Given instruction: Where a line holds the string "Dollar", return that line.

Input:
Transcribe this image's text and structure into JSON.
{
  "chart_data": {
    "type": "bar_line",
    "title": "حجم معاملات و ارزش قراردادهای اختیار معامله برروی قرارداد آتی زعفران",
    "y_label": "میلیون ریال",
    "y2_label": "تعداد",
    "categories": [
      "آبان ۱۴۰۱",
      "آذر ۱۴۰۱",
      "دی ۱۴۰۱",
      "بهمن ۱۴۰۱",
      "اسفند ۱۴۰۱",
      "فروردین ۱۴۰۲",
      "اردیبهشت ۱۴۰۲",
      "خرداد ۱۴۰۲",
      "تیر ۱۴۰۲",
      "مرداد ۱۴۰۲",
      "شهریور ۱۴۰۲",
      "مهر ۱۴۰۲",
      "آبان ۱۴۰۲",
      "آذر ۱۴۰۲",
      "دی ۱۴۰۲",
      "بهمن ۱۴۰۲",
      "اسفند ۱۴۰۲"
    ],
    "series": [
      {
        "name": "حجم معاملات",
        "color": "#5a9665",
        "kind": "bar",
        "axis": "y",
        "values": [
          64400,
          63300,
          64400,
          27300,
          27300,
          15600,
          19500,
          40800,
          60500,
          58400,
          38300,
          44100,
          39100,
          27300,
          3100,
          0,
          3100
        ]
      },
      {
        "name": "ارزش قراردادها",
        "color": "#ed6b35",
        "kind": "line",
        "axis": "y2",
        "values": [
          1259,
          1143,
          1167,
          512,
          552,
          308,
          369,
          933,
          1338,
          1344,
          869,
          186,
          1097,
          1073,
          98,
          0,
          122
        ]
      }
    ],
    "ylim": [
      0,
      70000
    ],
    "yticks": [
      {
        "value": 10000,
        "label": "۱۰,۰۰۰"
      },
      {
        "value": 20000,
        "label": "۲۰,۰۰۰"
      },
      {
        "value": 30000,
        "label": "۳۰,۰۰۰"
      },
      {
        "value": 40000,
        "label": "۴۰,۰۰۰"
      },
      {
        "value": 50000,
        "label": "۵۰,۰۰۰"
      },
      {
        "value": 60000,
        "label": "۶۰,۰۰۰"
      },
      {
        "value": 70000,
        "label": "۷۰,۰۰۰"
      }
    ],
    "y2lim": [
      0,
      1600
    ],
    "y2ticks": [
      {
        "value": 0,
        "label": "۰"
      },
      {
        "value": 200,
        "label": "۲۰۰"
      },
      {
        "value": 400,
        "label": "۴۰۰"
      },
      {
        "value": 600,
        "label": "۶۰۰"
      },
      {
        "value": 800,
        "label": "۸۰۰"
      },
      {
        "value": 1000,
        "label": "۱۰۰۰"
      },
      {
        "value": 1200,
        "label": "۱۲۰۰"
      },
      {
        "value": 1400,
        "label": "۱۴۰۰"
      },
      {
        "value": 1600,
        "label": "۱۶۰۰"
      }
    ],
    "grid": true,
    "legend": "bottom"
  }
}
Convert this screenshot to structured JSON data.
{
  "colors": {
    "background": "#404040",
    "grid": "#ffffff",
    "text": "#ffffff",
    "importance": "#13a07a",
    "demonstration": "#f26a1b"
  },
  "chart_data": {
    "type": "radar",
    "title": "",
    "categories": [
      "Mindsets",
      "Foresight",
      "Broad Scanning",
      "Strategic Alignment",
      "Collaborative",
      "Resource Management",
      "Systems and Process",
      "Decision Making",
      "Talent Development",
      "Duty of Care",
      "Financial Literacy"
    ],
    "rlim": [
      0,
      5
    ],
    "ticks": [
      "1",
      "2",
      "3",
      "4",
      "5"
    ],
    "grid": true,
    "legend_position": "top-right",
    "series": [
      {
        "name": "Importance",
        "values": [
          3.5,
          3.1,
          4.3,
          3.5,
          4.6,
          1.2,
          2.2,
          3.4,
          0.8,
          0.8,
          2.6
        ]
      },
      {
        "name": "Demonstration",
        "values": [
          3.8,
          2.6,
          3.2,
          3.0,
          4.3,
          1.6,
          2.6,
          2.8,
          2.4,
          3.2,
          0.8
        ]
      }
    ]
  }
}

...

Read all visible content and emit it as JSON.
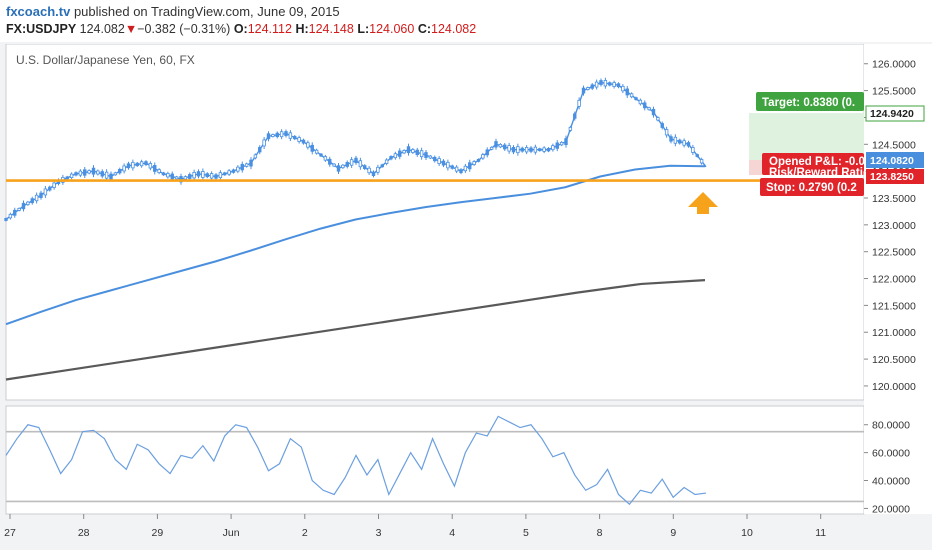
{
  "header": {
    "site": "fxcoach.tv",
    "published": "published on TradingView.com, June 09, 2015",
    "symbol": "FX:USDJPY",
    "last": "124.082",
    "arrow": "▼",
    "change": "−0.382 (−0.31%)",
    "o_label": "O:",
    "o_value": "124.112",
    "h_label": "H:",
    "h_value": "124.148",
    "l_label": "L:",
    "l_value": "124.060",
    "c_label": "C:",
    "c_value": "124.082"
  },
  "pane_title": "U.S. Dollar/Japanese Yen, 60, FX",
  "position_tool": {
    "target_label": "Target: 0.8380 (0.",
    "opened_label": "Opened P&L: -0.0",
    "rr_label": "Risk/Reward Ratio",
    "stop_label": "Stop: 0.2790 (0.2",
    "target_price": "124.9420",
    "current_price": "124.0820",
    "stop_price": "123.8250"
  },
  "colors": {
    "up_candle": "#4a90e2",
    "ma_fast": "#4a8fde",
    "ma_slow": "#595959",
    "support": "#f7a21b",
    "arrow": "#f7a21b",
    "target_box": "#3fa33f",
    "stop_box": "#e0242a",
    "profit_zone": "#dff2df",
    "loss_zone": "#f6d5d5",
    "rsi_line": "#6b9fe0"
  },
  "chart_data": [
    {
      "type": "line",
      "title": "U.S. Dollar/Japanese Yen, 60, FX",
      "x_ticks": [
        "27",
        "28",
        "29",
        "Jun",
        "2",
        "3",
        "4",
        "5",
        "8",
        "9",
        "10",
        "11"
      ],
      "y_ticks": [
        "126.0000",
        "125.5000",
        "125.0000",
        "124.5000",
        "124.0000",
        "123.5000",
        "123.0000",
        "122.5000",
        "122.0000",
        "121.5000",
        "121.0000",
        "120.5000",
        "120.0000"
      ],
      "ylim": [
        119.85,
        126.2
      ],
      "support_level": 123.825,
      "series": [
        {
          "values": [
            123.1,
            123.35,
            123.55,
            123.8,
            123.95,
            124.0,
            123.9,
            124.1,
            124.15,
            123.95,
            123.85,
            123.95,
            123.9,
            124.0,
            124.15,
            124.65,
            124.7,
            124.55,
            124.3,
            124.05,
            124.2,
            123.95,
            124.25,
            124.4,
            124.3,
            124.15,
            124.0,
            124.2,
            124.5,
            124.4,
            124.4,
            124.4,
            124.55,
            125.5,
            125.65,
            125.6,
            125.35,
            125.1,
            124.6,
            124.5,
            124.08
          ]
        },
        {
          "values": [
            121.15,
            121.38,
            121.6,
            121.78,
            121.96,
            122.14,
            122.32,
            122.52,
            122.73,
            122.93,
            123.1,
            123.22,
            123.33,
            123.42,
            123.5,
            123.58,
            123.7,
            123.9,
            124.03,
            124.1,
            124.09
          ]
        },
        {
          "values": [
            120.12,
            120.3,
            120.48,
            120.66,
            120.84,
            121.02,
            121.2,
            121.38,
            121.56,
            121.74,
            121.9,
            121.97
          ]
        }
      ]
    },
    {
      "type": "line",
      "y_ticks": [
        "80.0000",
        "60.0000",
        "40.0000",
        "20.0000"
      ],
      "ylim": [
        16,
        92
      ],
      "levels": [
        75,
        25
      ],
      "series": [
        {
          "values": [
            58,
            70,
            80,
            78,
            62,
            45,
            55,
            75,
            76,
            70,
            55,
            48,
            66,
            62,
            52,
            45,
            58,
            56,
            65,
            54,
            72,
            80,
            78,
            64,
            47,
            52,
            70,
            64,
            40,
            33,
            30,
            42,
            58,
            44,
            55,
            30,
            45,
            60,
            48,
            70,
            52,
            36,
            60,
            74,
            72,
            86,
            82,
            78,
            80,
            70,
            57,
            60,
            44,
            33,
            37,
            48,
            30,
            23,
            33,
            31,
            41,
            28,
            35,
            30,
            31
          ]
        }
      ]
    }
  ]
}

Solution for this problem:
  "pane_title": "U.S. Dollar/Japanese Yen, 60, FX",
      "title": "U.S. Dollar/Japanese Yen, 60, FX",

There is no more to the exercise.